__Written problem__
Answer with one number: the count of lines in the listing below that hold the word "recoger".

__Task input__
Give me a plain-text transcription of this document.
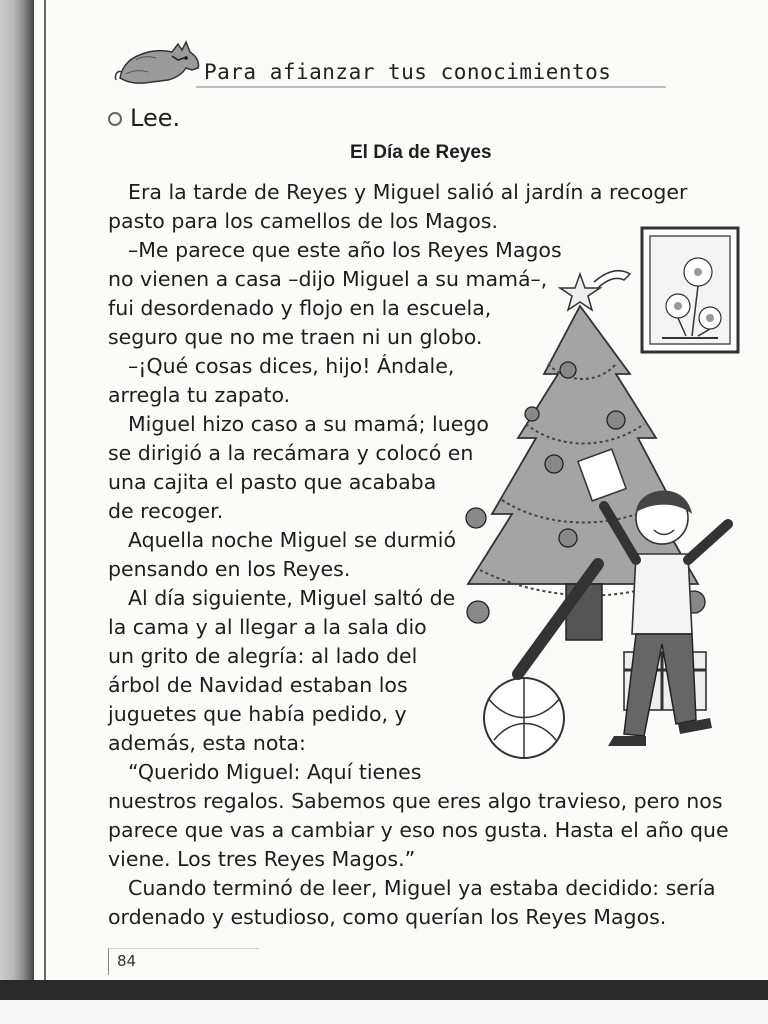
Para afianzar tus conocimientos
Lee.
El Día de Reyes
Era la tarde de Reyes y Miguel salió al jardín a recoger
pasto para los camellos de los Magos.
–Me parece que este año los Reyes Magos
no vienen a casa –dijo Miguel a su mamá–,
fui desordenado y flojo en la escuela,
seguro que no me traen ni un globo.
–¡Qué cosas dices, hijo! Ándale,
arregla tu zapato.
Miguel hizo caso a su mamá; luego
se dirigió a la recámara y colocó en
una cajita el pasto que acababa
de recoger.
Aquella noche Miguel se durmió
pensando en los Reyes.
Al día siguiente, Miguel saltó de
la cama y al llegar a la sala dio
un grito de alegría: al lado del
árbol de Navidad estaban los
juguetes que había pedido, y
además, esta nota:
“Querido Miguel: Aquí tienes
nuestros regalos. Sabemos que eres algo travieso, pero nos
parece que vas a cambiar y eso nos gusta. Hasta el año que
viene. Los tres Reyes Magos.”
Cuando terminó de leer, Miguel ya estaba decidido: sería
ordenado y estudioso, como querían los Reyes Magos.
84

__Finished task__
2